Collection entries
•••

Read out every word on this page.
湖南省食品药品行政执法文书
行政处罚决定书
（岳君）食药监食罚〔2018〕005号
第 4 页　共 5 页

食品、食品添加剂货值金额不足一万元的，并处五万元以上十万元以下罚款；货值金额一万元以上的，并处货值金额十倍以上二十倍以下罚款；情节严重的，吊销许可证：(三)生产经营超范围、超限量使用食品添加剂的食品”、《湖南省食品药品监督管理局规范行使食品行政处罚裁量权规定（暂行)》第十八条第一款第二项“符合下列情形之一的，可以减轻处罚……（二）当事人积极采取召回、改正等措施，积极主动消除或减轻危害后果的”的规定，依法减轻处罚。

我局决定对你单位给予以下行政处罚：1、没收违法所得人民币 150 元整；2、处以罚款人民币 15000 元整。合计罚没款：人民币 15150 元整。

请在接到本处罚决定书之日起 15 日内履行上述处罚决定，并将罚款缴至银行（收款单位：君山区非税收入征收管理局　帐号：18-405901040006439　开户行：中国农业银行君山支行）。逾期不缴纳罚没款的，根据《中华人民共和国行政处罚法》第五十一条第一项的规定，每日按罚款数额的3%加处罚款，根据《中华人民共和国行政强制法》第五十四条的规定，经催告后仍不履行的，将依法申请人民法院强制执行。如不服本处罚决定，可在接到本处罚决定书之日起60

•••

__What needs to be done__: Write an exact transcription of every entry above.

__Solution below__:
Read out every word on this page.
湖南省食品药品行政执法文书
行政处罚决定书
（岳君）食药监食罚〔2018〕005号
第 4 页　共 5 页

食品、食品添加剂货值金额不足一万元的，并处五万元以上十万元以下罚款；货值金额一万元以上的，并处货值金额十倍以上二十倍以下罚款；情节严重的，吊销许可证：(三)生产经营超范围、超限量使用食品添加剂的食品”、《湖南省食品药品监督管理局规范行使食品行政处罚裁量权规定（暂行)》第十八条第一款第二项“符合下列情形之一的，可以减轻处罚……（二）当事人积极采取召回、改正等措施，积极主动消除或减轻危害后果的”的规定，依法减轻处罚。

我局决定对你单位给予以下行政处罚：1、没收违法所得人民币 150 元整；2、处以罚款人民币 15000 元整。合计罚没款：人民币 15150 元整。

请在接到本处罚决定书之日起 15 日内履行上述处罚决定，并将罚款缴至银行（收款单位：君山区非税收入征收管理局　帐号：18-405901040006439　开户行：中国农业银行君山支行）。逾期不缴纳罚没款的，根据《中华人民共和国行政处罚法》第五十一条第一项的规定，每日按罚款数额的3%加处罚款，根据《中华人民共和国行政强制法》第五十四条的规定，经催告后仍不履行的，将依法申请人民法院强制执行。如不服本处罚决定，可在接到本处罚决定书之日起60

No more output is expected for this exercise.